*What is required:*
Your answer should be a single number: the count of lines containing the string "title".

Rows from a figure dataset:
------------------------------------------------------------

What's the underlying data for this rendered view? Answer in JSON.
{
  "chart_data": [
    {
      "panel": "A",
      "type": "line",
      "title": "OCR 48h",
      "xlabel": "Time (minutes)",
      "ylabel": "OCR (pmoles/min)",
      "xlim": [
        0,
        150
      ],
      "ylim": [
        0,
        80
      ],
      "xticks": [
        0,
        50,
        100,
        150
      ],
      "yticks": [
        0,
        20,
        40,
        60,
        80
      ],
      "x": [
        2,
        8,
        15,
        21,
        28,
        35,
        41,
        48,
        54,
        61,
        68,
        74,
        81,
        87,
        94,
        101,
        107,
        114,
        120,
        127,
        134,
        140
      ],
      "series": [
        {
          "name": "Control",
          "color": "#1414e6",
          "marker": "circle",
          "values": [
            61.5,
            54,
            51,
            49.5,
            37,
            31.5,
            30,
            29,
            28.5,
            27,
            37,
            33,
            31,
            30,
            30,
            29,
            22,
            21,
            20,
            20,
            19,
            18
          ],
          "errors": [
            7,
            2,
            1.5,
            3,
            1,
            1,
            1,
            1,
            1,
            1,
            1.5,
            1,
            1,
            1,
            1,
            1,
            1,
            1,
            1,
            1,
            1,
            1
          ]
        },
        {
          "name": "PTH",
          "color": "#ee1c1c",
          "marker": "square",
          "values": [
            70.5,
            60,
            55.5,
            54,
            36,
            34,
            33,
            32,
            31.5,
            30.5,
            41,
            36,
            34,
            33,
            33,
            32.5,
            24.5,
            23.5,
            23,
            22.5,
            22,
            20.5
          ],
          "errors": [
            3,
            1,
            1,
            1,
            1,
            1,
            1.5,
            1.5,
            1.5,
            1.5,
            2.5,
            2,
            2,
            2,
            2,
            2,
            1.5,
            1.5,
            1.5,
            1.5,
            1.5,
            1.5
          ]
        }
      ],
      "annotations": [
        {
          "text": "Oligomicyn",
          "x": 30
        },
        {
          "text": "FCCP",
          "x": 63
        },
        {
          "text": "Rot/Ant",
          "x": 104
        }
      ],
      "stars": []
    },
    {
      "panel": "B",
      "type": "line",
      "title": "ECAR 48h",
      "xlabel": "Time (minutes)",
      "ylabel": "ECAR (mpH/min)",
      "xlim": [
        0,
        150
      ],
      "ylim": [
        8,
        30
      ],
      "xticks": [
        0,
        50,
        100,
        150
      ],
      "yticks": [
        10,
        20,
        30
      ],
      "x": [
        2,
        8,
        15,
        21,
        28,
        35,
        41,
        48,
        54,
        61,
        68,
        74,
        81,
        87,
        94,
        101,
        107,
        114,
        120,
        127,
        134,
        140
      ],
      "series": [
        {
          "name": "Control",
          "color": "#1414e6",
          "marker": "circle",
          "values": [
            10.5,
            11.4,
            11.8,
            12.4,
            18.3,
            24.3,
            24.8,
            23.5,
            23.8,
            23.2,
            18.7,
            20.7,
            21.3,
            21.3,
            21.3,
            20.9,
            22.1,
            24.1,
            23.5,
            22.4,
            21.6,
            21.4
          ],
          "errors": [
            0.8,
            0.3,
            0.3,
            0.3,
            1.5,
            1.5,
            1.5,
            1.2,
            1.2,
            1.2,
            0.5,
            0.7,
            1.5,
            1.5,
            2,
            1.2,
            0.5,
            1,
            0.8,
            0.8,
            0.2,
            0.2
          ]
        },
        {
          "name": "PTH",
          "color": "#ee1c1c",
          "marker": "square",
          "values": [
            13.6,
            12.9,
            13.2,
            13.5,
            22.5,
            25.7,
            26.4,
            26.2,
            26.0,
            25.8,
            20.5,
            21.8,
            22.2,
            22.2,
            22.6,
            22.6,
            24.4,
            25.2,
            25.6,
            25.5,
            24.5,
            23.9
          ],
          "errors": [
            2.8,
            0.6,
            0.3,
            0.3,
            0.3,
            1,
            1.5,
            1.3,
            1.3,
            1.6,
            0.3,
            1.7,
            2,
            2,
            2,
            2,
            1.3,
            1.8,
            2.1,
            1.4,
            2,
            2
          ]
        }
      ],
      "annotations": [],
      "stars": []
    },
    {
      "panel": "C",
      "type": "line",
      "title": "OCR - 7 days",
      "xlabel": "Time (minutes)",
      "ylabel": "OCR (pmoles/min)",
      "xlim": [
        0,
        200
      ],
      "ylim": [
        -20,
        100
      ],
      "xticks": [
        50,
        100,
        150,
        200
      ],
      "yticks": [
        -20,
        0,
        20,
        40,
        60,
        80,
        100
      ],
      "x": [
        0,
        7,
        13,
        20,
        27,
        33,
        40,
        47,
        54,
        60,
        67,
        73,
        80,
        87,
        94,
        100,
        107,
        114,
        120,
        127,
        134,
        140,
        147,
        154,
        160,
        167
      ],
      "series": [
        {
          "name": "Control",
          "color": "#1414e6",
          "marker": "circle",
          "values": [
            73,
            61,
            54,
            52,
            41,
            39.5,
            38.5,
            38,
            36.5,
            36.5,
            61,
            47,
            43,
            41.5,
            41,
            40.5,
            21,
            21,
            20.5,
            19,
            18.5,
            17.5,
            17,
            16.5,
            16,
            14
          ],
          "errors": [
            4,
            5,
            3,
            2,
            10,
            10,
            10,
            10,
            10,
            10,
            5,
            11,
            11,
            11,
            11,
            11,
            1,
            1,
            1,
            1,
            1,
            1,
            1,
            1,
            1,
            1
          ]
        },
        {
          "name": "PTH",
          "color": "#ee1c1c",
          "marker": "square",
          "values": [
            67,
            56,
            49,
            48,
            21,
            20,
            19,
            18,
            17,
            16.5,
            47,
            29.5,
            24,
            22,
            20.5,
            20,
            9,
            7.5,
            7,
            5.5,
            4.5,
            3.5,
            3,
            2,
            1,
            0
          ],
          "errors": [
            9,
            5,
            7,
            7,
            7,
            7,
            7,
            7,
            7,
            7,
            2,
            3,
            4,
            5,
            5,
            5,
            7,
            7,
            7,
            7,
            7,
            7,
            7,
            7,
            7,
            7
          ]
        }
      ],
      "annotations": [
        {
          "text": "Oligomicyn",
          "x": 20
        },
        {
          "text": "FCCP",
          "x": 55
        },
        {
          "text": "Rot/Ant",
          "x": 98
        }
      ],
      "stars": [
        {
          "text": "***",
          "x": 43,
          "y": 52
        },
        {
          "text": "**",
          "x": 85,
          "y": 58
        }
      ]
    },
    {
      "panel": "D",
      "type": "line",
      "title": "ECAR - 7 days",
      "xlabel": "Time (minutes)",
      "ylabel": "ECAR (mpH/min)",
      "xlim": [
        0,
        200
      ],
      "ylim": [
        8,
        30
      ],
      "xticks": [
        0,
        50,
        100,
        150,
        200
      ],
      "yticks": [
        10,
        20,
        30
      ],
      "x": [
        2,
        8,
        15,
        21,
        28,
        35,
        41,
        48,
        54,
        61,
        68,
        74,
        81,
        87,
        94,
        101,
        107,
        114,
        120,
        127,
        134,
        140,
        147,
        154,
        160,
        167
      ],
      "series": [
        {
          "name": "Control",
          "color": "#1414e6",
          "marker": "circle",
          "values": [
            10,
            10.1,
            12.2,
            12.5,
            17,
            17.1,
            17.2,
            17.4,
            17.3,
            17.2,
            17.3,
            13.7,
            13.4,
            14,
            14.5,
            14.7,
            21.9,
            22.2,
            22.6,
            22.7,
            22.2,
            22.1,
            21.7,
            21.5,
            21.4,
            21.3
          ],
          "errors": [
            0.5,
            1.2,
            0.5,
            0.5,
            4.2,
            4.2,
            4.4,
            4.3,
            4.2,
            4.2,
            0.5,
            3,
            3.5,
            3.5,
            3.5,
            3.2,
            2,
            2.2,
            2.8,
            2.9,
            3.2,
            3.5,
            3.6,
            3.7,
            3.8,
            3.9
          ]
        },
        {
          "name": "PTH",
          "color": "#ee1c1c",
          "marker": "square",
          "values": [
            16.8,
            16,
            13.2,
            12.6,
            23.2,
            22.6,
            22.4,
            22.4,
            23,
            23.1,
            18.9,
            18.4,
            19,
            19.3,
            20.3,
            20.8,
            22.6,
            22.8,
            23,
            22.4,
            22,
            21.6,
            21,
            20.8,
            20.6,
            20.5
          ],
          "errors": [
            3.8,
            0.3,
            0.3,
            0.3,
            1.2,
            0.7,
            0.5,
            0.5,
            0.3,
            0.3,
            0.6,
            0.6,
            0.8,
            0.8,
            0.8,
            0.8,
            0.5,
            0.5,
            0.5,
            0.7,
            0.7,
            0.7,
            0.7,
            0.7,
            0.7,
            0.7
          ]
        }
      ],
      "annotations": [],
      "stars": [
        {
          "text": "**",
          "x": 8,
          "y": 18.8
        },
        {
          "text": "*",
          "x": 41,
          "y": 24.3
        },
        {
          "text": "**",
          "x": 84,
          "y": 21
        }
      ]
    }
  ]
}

------------------------------------------------------------

*Correct result:*
4